Given instruction -> State how many lines of the entries below hold the word "JSON"; reply with nothing but the number.

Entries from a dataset
★ ★ ★
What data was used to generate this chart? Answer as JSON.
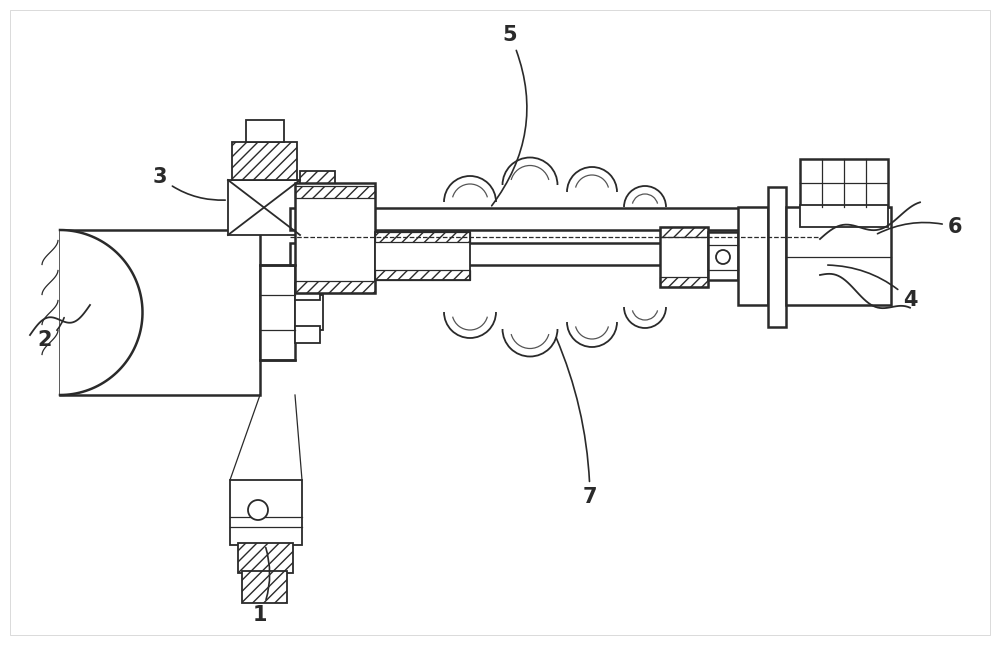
{
  "bg_color": "#ffffff",
  "line_color": "#2a2a2a",
  "fig_width": 10.0,
  "fig_height": 6.45,
  "dpi": 100,
  "label_fontsize": 15
}
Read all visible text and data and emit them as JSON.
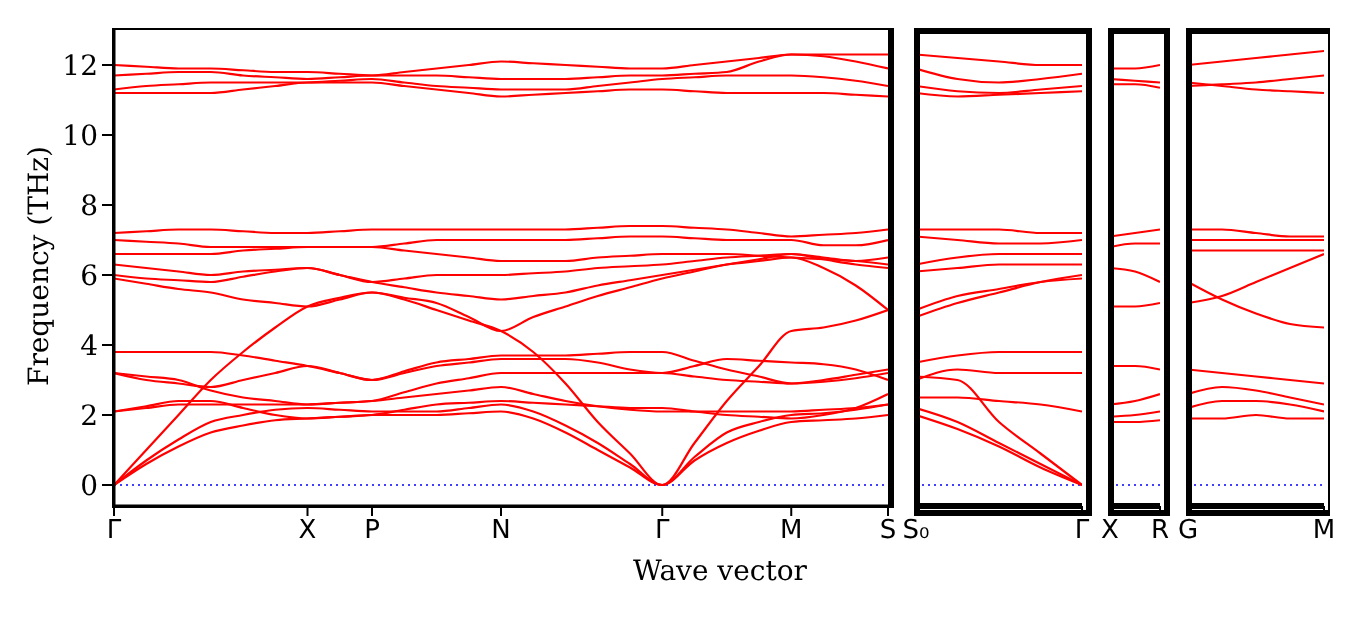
{
  "chart_data": [
    {
      "type": "line",
      "xlabel": "Wave vector",
      "ylabel": "Frequency (THz)",
      "categories": [
        "Γ",
        null,
        null,
        null,
        null,
        null,
        "X",
        null,
        "P",
        null,
        null,
        null,
        "N",
        null,
        null,
        null,
        null,
        "Γ",
        null,
        null,
        null,
        "M",
        null,
        null,
        "S"
      ],
      "ylim": [
        -0.6,
        13
      ],
      "yticks": [
        0,
        2,
        4,
        6,
        8,
        10,
        12
      ],
      "ref_lines": [
        {
          "axis": "y",
          "value": 0,
          "color": "#0000ff",
          "line_style": "dotted"
        }
      ],
      "series": [
        {
          "color": "#ff0000",
          "values": [
            0,
            0.6,
            1.1,
            1.5,
            1.7,
            1.85,
            1.9,
            1.95,
            2.0,
            2.0,
            2.0,
            2.05,
            2.1,
            1.9,
            1.5,
            1.0,
            0.5,
            0,
            0.7,
            1.2,
            1.55,
            1.8,
            1.85,
            1.9,
            2.0
          ]
        },
        {
          "color": "#ff0000",
          "values": [
            0,
            0.7,
            1.3,
            1.8,
            2.0,
            2.15,
            2.2,
            2.15,
            2.1,
            2.1,
            2.1,
            2.2,
            2.3,
            2.1,
            1.7,
            1.2,
            0.6,
            0,
            0.8,
            1.5,
            1.8,
            2.0,
            2.05,
            2.15,
            2.3
          ]
        },
        {
          "color": "#ff0000",
          "values": [
            0,
            1.0,
            2.0,
            3.0,
            3.8,
            4.5,
            5.1,
            5.35,
            5.5,
            5.3,
            5.0,
            4.7,
            4.4,
            3.8,
            2.9,
            1.8,
            0.9,
            0,
            1.2,
            2.4,
            3.4,
            4.4,
            4.5,
            4.7,
            5.0
          ]
        },
        {
          "color": "#ff0000",
          "values": [
            2.1,
            2.2,
            2.3,
            2.3,
            2.3,
            2.3,
            2.3,
            2.35,
            2.4,
            2.5,
            2.6,
            2.7,
            2.8,
            2.6,
            2.4,
            2.25,
            2.15,
            2.1,
            2.1,
            2.1,
            2.1,
            2.1,
            2.15,
            2.2,
            2.3
          ]
        },
        {
          "color": "#ff0000",
          "values": [
            2.1,
            2.25,
            2.4,
            2.4,
            2.2,
            2.0,
            1.9,
            1.95,
            2.0,
            2.15,
            2.3,
            2.35,
            2.4,
            2.35,
            2.3,
            2.25,
            2.2,
            2.2,
            2.1,
            2.0,
            1.95,
            1.9,
            2.0,
            2.2,
            2.6
          ]
        },
        {
          "color": "#ff0000",
          "values": [
            3.2,
            3.1,
            3.0,
            2.7,
            2.5,
            2.4,
            2.3,
            2.35,
            2.4,
            2.65,
            2.9,
            3.05,
            3.2,
            3.2,
            3.2,
            3.2,
            3.2,
            3.2,
            3.1,
            3.0,
            2.95,
            2.9,
            2.95,
            3.05,
            3.2
          ]
        },
        {
          "color": "#ff0000",
          "values": [
            3.2,
            3.0,
            2.9,
            2.8,
            3.0,
            3.2,
            3.4,
            3.2,
            3.0,
            3.2,
            3.4,
            3.5,
            3.6,
            3.6,
            3.6,
            3.5,
            3.3,
            3.2,
            3.4,
            3.6,
            3.55,
            3.5,
            3.45,
            3.3,
            3.0
          ]
        },
        {
          "color": "#ff0000",
          "values": [
            3.8,
            3.8,
            3.8,
            3.8,
            3.7,
            3.55,
            3.4,
            3.2,
            3.0,
            3.25,
            3.5,
            3.6,
            3.7,
            3.7,
            3.7,
            3.75,
            3.8,
            3.8,
            3.55,
            3.3,
            3.1,
            2.9,
            3.0,
            3.15,
            3.3
          ]
        },
        {
          "color": "#ff0000",
          "values": [
            5.9,
            5.75,
            5.6,
            5.5,
            5.3,
            5.2,
            5.1,
            5.3,
            5.5,
            5.35,
            5.2,
            4.8,
            4.4,
            4.8,
            5.1,
            5.4,
            5.65,
            5.9,
            6.1,
            6.3,
            6.4,
            6.5,
            6.2,
            5.7,
            5.0
          ]
        },
        {
          "color": "#ff0000",
          "values": [
            6.0,
            5.9,
            5.85,
            5.8,
            5.95,
            6.1,
            6.2,
            6.0,
            5.8,
            5.65,
            5.5,
            5.4,
            5.3,
            5.4,
            5.5,
            5.7,
            5.85,
            6.0,
            6.15,
            6.3,
            6.45,
            6.6,
            6.45,
            6.3,
            6.2
          ]
        },
        {
          "color": "#ff0000",
          "values": [
            6.3,
            6.2,
            6.1,
            6.0,
            6.1,
            6.15,
            6.2,
            6.0,
            5.8,
            5.9,
            6.0,
            6.0,
            6.0,
            6.05,
            6.1,
            6.2,
            6.25,
            6.3,
            6.4,
            6.5,
            6.55,
            6.6,
            6.5,
            6.4,
            6.5
          ]
        },
        {
          "color": "#ff0000",
          "values": [
            6.6,
            6.6,
            6.6,
            6.6,
            6.7,
            6.75,
            6.8,
            6.8,
            6.8,
            6.7,
            6.6,
            6.5,
            6.4,
            6.4,
            6.4,
            6.5,
            6.55,
            6.6,
            6.6,
            6.6,
            6.55,
            6.5,
            6.45,
            6.4,
            6.3
          ]
        },
        {
          "color": "#ff0000",
          "values": [
            7.0,
            6.95,
            6.9,
            6.8,
            6.8,
            6.8,
            6.8,
            6.8,
            6.8,
            6.9,
            7.0,
            7.0,
            7.0,
            7.0,
            7.0,
            7.05,
            7.1,
            7.1,
            7.05,
            7.0,
            7.0,
            7.0,
            6.85,
            6.85,
            7.0
          ]
        },
        {
          "color": "#ff0000",
          "values": [
            7.2,
            7.25,
            7.3,
            7.3,
            7.25,
            7.2,
            7.2,
            7.25,
            7.3,
            7.3,
            7.3,
            7.3,
            7.3,
            7.3,
            7.3,
            7.35,
            7.4,
            7.4,
            7.35,
            7.3,
            7.2,
            7.1,
            7.15,
            7.2,
            7.3
          ]
        },
        {
          "color": "#ff0000",
          "values": [
            11.2,
            11.2,
            11.2,
            11.2,
            11.3,
            11.4,
            11.5,
            11.5,
            11.5,
            11.4,
            11.3,
            11.2,
            11.1,
            11.15,
            11.2,
            11.25,
            11.3,
            11.3,
            11.25,
            11.2,
            11.2,
            11.2,
            11.2,
            11.15,
            11.1
          ]
        },
        {
          "color": "#ff0000",
          "values": [
            11.3,
            11.4,
            11.45,
            11.5,
            11.5,
            11.5,
            11.5,
            11.55,
            11.6,
            11.5,
            11.4,
            11.35,
            11.3,
            11.3,
            11.3,
            11.4,
            11.5,
            11.6,
            11.65,
            11.7,
            11.7,
            11.7,
            11.65,
            11.55,
            11.4
          ]
        },
        {
          "color": "#ff0000",
          "values": [
            11.7,
            11.75,
            11.8,
            11.8,
            11.7,
            11.65,
            11.6,
            11.65,
            11.7,
            11.7,
            11.7,
            11.65,
            11.6,
            11.6,
            11.6,
            11.65,
            11.7,
            11.7,
            11.75,
            11.8,
            12.1,
            12.3,
            12.25,
            12.1,
            11.9
          ]
        },
        {
          "color": "#ff0000",
          "values": [
            12.0,
            11.95,
            11.9,
            11.9,
            11.85,
            11.8,
            11.8,
            11.75,
            11.7,
            11.8,
            11.9,
            12.0,
            12.1,
            12.05,
            12.0,
            11.95,
            11.9,
            11.9,
            12.0,
            12.1,
            12.2,
            12.3,
            12.3,
            12.3,
            12.3
          ]
        }
      ]
    },
    {
      "type": "line",
      "tick_labels": "x",
      "categories": [
        "S₀",
        null,
        null,
        null,
        "Γ"
      ],
      "ylim": [
        -0.6,
        13
      ],
      "yticks": [
        0,
        2,
        4,
        6,
        8,
        10,
        12
      ],
      "ref_lines": [
        {
          "axis": "y",
          "value": 0,
          "color": "#0000ff",
          "line_style": "dotted"
        }
      ],
      "series": [
        {
          "color": "#ff0000",
          "values": [
            2.0,
            1.6,
            1.1,
            0.5,
            0
          ]
        },
        {
          "color": "#ff0000",
          "values": [
            2.2,
            1.8,
            1.2,
            0.6,
            0
          ]
        },
        {
          "color": "#ff0000",
          "values": [
            3.1,
            3.0,
            1.8,
            0.9,
            0
          ]
        },
        {
          "color": "#ff0000",
          "values": [
            2.5,
            2.5,
            2.4,
            2.3,
            2.1
          ]
        },
        {
          "color": "#ff0000",
          "values": [
            3.0,
            3.3,
            3.2,
            3.2,
            3.2
          ]
        },
        {
          "color": "#ff0000",
          "values": [
            3.5,
            3.7,
            3.8,
            3.8,
            3.8
          ]
        },
        {
          "color": "#ff0000",
          "values": [
            5.0,
            5.4,
            5.6,
            5.8,
            5.9
          ]
        },
        {
          "color": "#ff0000",
          "values": [
            4.8,
            5.2,
            5.5,
            5.8,
            6.0
          ]
        },
        {
          "color": "#ff0000",
          "values": [
            6.1,
            6.2,
            6.3,
            6.3,
            6.3
          ]
        },
        {
          "color": "#ff0000",
          "values": [
            6.3,
            6.5,
            6.6,
            6.6,
            6.6
          ]
        },
        {
          "color": "#ff0000",
          "values": [
            7.1,
            7.0,
            6.9,
            6.9,
            7.0
          ]
        },
        {
          "color": "#ff0000",
          "values": [
            7.3,
            7.3,
            7.3,
            7.2,
            7.2
          ]
        },
        {
          "color": "#ff0000",
          "values": [
            11.2,
            11.1,
            11.15,
            11.2,
            11.25
          ]
        },
        {
          "color": "#ff0000",
          "values": [
            11.4,
            11.25,
            11.2,
            11.3,
            11.4
          ]
        },
        {
          "color": "#ff0000",
          "values": [
            11.9,
            11.6,
            11.5,
            11.6,
            11.75
          ]
        },
        {
          "color": "#ff0000",
          "values": [
            12.3,
            12.2,
            12.1,
            12.0,
            12.0
          ]
        }
      ]
    },
    {
      "type": "line",
      "tick_labels": "x",
      "categories": [
        "X",
        null,
        "R"
      ],
      "ylim": [
        -0.6,
        13
      ],
      "yticks": [
        0,
        2,
        4,
        6,
        8,
        10,
        12
      ],
      "ref_lines": [
        {
          "axis": "y",
          "value": 0,
          "color": "#0000ff",
          "line_style": "dotted"
        }
      ],
      "series": [
        {
          "color": "#ff0000",
          "values": [
            1.8,
            1.8,
            1.85
          ]
        },
        {
          "color": "#ff0000",
          "values": [
            1.95,
            2.0,
            2.1
          ]
        },
        {
          "color": "#ff0000",
          "values": [
            2.3,
            2.4,
            2.6
          ]
        },
        {
          "color": "#ff0000",
          "values": [
            3.4,
            3.4,
            3.3
          ]
        },
        {
          "color": "#ff0000",
          "values": [
            5.1,
            5.1,
            5.2
          ]
        },
        {
          "color": "#ff0000",
          "values": [
            6.2,
            6.1,
            5.8
          ]
        },
        {
          "color": "#ff0000",
          "values": [
            6.8,
            6.9,
            6.9
          ]
        },
        {
          "color": "#ff0000",
          "values": [
            7.1,
            7.2,
            7.3
          ]
        },
        {
          "color": "#ff0000",
          "values": [
            11.45,
            11.45,
            11.35
          ]
        },
        {
          "color": "#ff0000",
          "values": [
            11.6,
            11.55,
            11.5
          ]
        },
        {
          "color": "#ff0000",
          "values": [
            11.9,
            11.9,
            12.0
          ]
        }
      ]
    },
    {
      "type": "line",
      "tick_labels": "x",
      "categories": [
        "G",
        null,
        null,
        null,
        "M"
      ],
      "ylim": [
        -0.6,
        13
      ],
      "yticks": [
        0,
        2,
        4,
        6,
        8,
        10,
        12
      ],
      "ref_lines": [
        {
          "axis": "y",
          "value": 0,
          "color": "#0000ff",
          "line_style": "dotted"
        }
      ],
      "series": [
        {
          "color": "#ff0000",
          "values": [
            1.9,
            1.9,
            2.0,
            1.9,
            1.9
          ]
        },
        {
          "color": "#ff0000",
          "values": [
            2.2,
            2.4,
            2.4,
            2.3,
            2.1
          ]
        },
        {
          "color": "#ff0000",
          "values": [
            2.6,
            2.8,
            2.7,
            2.5,
            2.3
          ]
        },
        {
          "color": "#ff0000",
          "values": [
            3.3,
            3.2,
            3.1,
            3.0,
            2.9
          ]
        },
        {
          "color": "#ff0000",
          "values": [
            5.8,
            5.3,
            4.9,
            4.6,
            4.5
          ]
        },
        {
          "color": "#ff0000",
          "values": [
            5.2,
            5.4,
            5.8,
            6.2,
            6.6
          ]
        },
        {
          "color": "#ff0000",
          "values": [
            6.7,
            6.7,
            6.7,
            6.7,
            6.7
          ]
        },
        {
          "color": "#ff0000",
          "values": [
            7.0,
            7.0,
            7.0,
            7.0,
            7.0
          ]
        },
        {
          "color": "#ff0000",
          "values": [
            7.3,
            7.3,
            7.2,
            7.1,
            7.1
          ]
        },
        {
          "color": "#ff0000",
          "values": [
            11.5,
            11.4,
            11.3,
            11.25,
            11.2
          ]
        },
        {
          "color": "#ff0000",
          "values": [
            11.4,
            11.45,
            11.5,
            11.6,
            11.7
          ]
        },
        {
          "color": "#ff0000",
          "values": [
            12.0,
            12.1,
            12.2,
            12.3,
            12.4
          ]
        }
      ]
    }
  ]
}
★ ★ ★
Full output -> 2